> _EXERCISE TASK A_: Set down the passage of the interview scoring article from "The problem with" up to and including "better than chance." with no changes.

> _SOURCE EXCERPT_:
*-*-*

Behaviorally Anchored Rating Scale:The Interview Scoring Method That Actually Works
Most interview scorecards ask interviewers to rate candidates on a 1-5 scale with no explanation of what a 3 means versus a 4. The result is gut-feel scores dressed up as data. Behaviorally anchored rating scales fix that by replacing vague labels with specific descriptions of what good and bad actually look like.
The problem with standard interview scoring is not the number scale. It is that every interviewer brings a different mental model to the same label. One person's "4 for communication" is another's "3 for leadership." Without a shared definition, you are not comparing candidates. You are averaging personal preferences. This is one reason studies consistently show that unstructured interviews predict job performance only slightly better than chance.
A behaviorally anchored rating scale (BARS) solves this by describing observable behavior at each score level. The descriptions come from real examples: what your top performers actually did, not what someone imagines an ideal candidate should do. When two interviewers score the same candidate answer against the same behavioral anchor, their scores converge. That consistency is the whole point.
BARS originated in industrial-organizational psychology in the 1960s. Smith and Kendall (1963) developed the framework to address rating errors in performance appraisals. The same logic applies directly to interview evaluation: if you define what each score means in behavioral terms, interviewers rate what actually happened in the conversation rather than how they feel about the candidate. Research published in the Journal of Applied Psychology found structured interviews with behavioral anchors reduce between-interviewer variance by over 40%.
This guide covers how BARS works, how to build one from scratch, four ready-to-use competency examples, and the mistakes that make well-intentioned rating scales useless. If you already use a structured interview scorecard or structured interviews, BARS is the next layer that makes your scoring defensible.
The Core Problem
Why traditional rating scales produce unreliable scores
Ask three interviewers to score the same candidate on a 1-5 scale for "communication." You will get three different numbers. Not because they watched different conversations, but because nobody told them what a 4 looks like. BARS gives every score point a behavioral definition grounded in real job performance.
Interviewer A: "4 = Above Average" means something different to interviewer B
Every interviewer sees exactly what a 4 looks like. No guessing.
The traditional 1-5 scale shown on the left is technically measuring something. The problem is that each interviewer maps their own experience onto those labels. Someone who has worked with a truly exceptional communicator sets their 5 bar much higher than someone who has not. The scores look quantitative but they are mostly just opinion.
The BARS version on the right describes actual behavior. A 5 is not "excellent communication." It is "tailored message to audience, used data and story, confirmed understanding." Any interviewer reading that anchor can decide whether what they heard in the interview matched it. The behavioral description does the normalization work that labels cannot.
The Framework
What BARS actually is and how it works
A behaviorally anchored rating scale has three components:
A defined competency
The skill or behavior you are evaluating: problem solving, stakeholder management, resilience, communication. One competency per scale. Not a mix.
A numeric scale
Typically 3-7 points. Five points is the most common. The numbers themselves do not matter; what matters is that each one has a behavioral anchor.

*-*-*

> _RECORDS FOR THE TASK_:

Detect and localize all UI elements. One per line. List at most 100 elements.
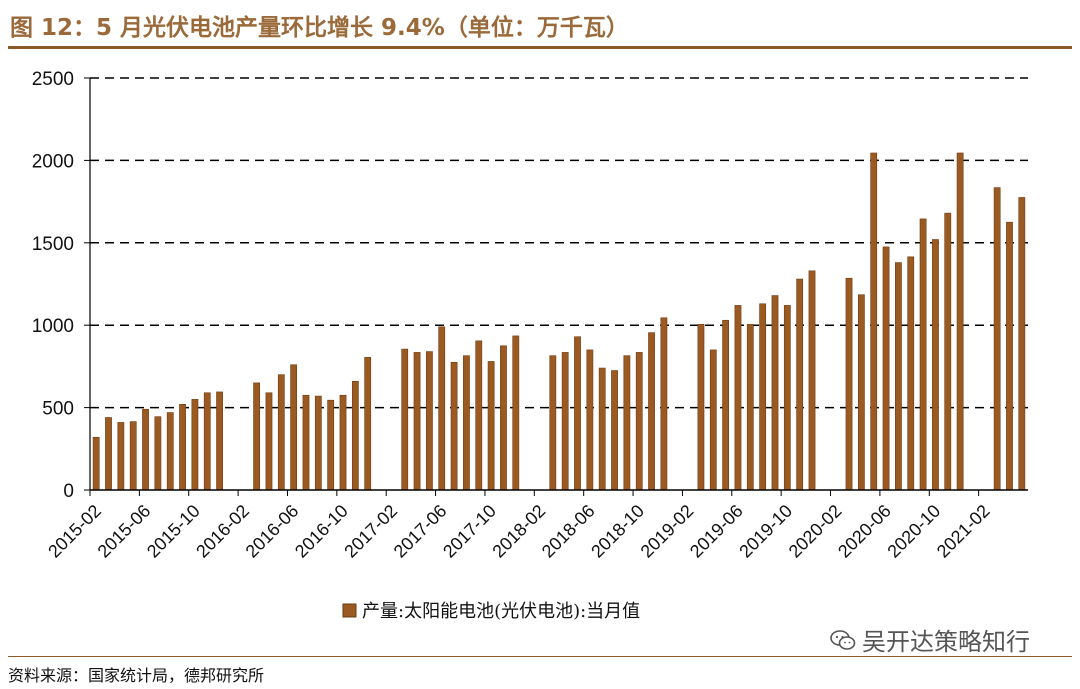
y-tick-label: 2000 <box>32 151 74 172</box>
bar <box>759 303 767 491</box>
bar <box>697 324 705 491</box>
y-tick-label: 1000 <box>32 316 74 337</box>
bar <box>450 361 458 491</box>
bar <box>549 355 557 491</box>
bar <box>512 335 520 491</box>
source-note: 资料来源：国家统计局，德邦研究所 <box>8 666 265 685</box>
wechat-icon <box>830 629 856 650</box>
bar <box>574 336 581 491</box>
y-axis-ticks: 0 500 1000 1500 2000 2500 <box>32 69 90 502</box>
x-tick-label: 2015-10 <box>143 501 204 562</box>
bar <box>463 355 470 491</box>
bar <box>191 399 199 491</box>
bar <box>746 324 754 491</box>
bar <box>413 352 421 491</box>
bar <box>154 416 162 491</box>
bar <box>586 349 594 491</box>
bar <box>314 395 322 491</box>
watermark: 吴开达策略知行 <box>830 622 1030 657</box>
bar <box>166 412 174 491</box>
x-tick-label: 2017-06 <box>390 501 451 562</box>
x-tick-label: 2018-06 <box>538 501 599 562</box>
bar <box>722 319 730 491</box>
footer-divider <box>8 656 1072 657</box>
page-title: 图 12：5 月光伏电池产量环比增长 9.4%（单位：万千瓦） <box>10 15 629 41</box>
bar <box>302 394 310 491</box>
bar <box>845 277 853 491</box>
legend-label: 产量:太阳能电池(光伏电池):当月值 <box>362 601 640 622</box>
y-tick-label: 500 <box>42 399 74 420</box>
bar <box>475 340 483 491</box>
x-tick-label: 2017-10 <box>439 501 500 562</box>
x-tick-label: 2020-06 <box>834 501 895 562</box>
bar <box>561 352 569 491</box>
bar <box>364 357 372 491</box>
y-tick-label: 2500 <box>32 69 74 90</box>
bar <box>857 294 865 491</box>
x-tick-label: 2015-02 <box>44 501 105 562</box>
x-tick-label: 2019-06 <box>686 501 747 562</box>
bar <box>129 421 137 491</box>
bar <box>277 374 285 491</box>
bar <box>438 326 446 491</box>
x-tick-label: 2020-10 <box>883 501 944 562</box>
x-tick-label: 2016-02 <box>192 501 253 562</box>
bar <box>1018 197 1026 491</box>
bar <box>1006 221 1013 491</box>
bar <box>253 382 261 491</box>
bar <box>882 246 890 491</box>
bar <box>907 256 915 491</box>
bar <box>993 187 1001 491</box>
x-axis-ticks: 2015-022015-062015-102016-022016-062016-… <box>44 490 994 562</box>
bar <box>598 367 606 491</box>
bar <box>870 152 878 491</box>
bar <box>290 364 298 491</box>
axes <box>89 78 1028 491</box>
bar <box>203 392 211 491</box>
bar <box>179 404 186 491</box>
bar <box>500 345 507 491</box>
watermark-text: 吴开达策略知行 <box>862 628 1030 656</box>
bar <box>919 218 927 491</box>
title-divider <box>8 46 1072 49</box>
bar <box>327 399 335 491</box>
x-tick-label: 2017-02 <box>340 501 401 562</box>
bar <box>426 351 433 491</box>
bar <box>771 295 779 491</box>
bar <box>92 436 100 491</box>
bars <box>92 152 1026 491</box>
bar <box>611 370 618 491</box>
x-tick-label: 2019-02 <box>637 501 698 562</box>
x-tick-label: 2020-02 <box>785 501 846 562</box>
x-tick-label: 2016-06 <box>242 501 303 562</box>
x-tick-label: 2018-10 <box>587 501 648 562</box>
bar <box>648 332 655 491</box>
x-tick-label: 2016-10 <box>291 501 352 562</box>
y-tick-label: 0 <box>63 481 74 502</box>
bar-chart: 0 500 1000 1500 2000 2500 2015-022015-062015-… <box>32 69 1028 622</box>
bar <box>944 212 952 491</box>
bar <box>265 392 273 491</box>
bar <box>635 352 643 491</box>
x-tick-label: 2021-02 <box>933 501 994 562</box>
bar <box>734 305 742 491</box>
x-tick-label: 2019-10 <box>735 501 796 562</box>
bar <box>709 349 717 491</box>
bar <box>895 262 902 491</box>
bar <box>351 380 359 491</box>
bar <box>401 348 409 491</box>
bar <box>932 239 939 491</box>
bar <box>783 305 791 491</box>
legend: 产量:太阳能电池(光伏电池):当月值 <box>342 601 640 622</box>
bar <box>142 408 149 491</box>
bar <box>623 355 631 491</box>
x-tick-label: 2015-06 <box>94 501 155 562</box>
bar <box>660 317 668 491</box>
legend-swatch <box>342 603 357 618</box>
bar <box>216 391 223 491</box>
bar <box>796 278 804 491</box>
bar <box>808 270 816 491</box>
bar <box>117 422 125 491</box>
bar <box>487 361 495 491</box>
bar <box>956 152 964 491</box>
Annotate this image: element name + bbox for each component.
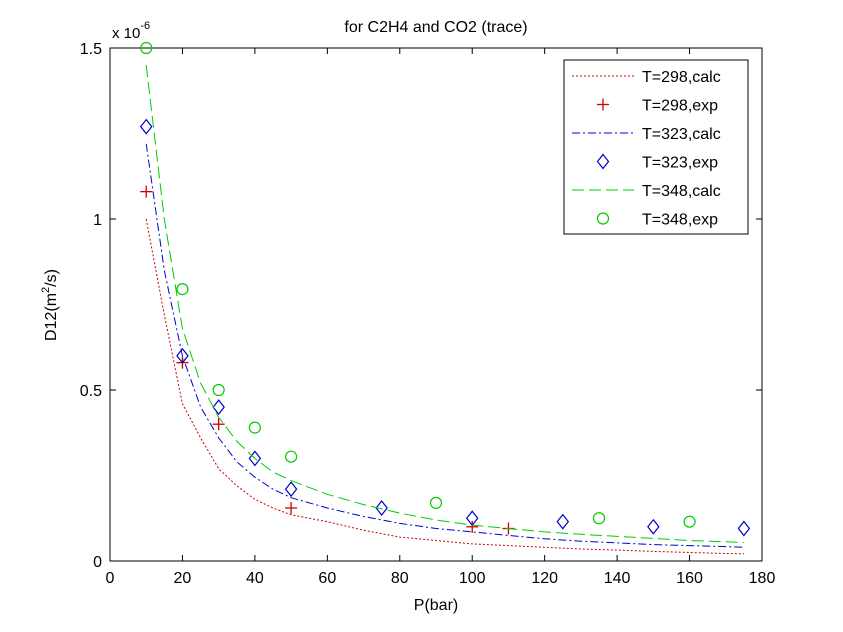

*-*-*

> _EXERCISE TASK B_: In the records, rename every "bar" to "column" in the lines from the line with "y-tick-label: 2000 <box>32 151 74 172</box>" up to and including the line with "y-tick-label: 2500 <box>32 69 74 90</box>", leaving everything else unchanged. Give back only those lines.

> _PROBLEM SOLUTION A_:
The problem with standard interview scoring is not the number scale. It is that every interviewer brings a different mental model to the same label. One person's "4 for communication" is another's "3 for leadership." Without a shared definition, you are not comparing candidates. You are averaging personal preferences. This is one reason studies consistently show that unstructured interviews predict job performance only slightly better than chance.

> _PROBLEM SOLUTION B_:
y-tick-label: 2000 <box>32 151 74 172</box>
column <box>759 303 767 491</box>
column <box>697 324 705 491</box>
y-tick-label: 1000 <box>32 316 74 337</box>
column <box>450 361 458 491</box>
column <box>549 355 557 491</box>
column <box>512 335 520 491</box>
source-note: 资料来源：国家统计局，德邦研究所 <box>8 666 265 685</box>
wechat-icon <box>830 629 856 650</box>
column <box>574 336 581 491</box>
y-axis-ticks: 0 500 1000 1500 2000 2500 <box>32 69 90 502</box>
x-tick-label: 2015-10 <box>143 501 204 562</box>
column <box>463 355 470 491</box>
column <box>191 399 199 491</box>
column <box>746 324 754 491</box>
column <box>413 352 421 491</box>
column <box>154 416 162 491</box>
column <box>586 349 594 491</box>
column <box>314 395 322 491</box>
watermark: 吴开达策略知行 <box>830 622 1030 657</box>
column <box>166 412 174 491</box>
x-tick-label: 2017-06 <box>390 501 451 562</box>
x-tick-label: 2018-06 <box>538 501 599 562</box>
column <box>722 319 730 491</box>
footer-divider <box>8 656 1072 657</box>
page-title: 图 12：5 月光伏电池产量环比增长 9.4%（单位：万千瓦） <box>10 15 629 41</box>
column <box>302 394 310 491</box>
column <box>845 277 853 491</box>
legend-label: 产量:太阳能电池(光伏电池):当月值 <box>362 601 640 622</box>
y-tick-label: 500 <box>42 399 74 420</box>
column <box>475 340 483 491</box>
x-tick-label: 2017-10 <box>439 501 500 562</box>
x-tick-label: 2020-06 <box>834 501 895 562</box>
column <box>561 352 569 491</box>
column <box>364 357 372 491</box>
y-tick-label: 2500 <box>32 69 74 90</box>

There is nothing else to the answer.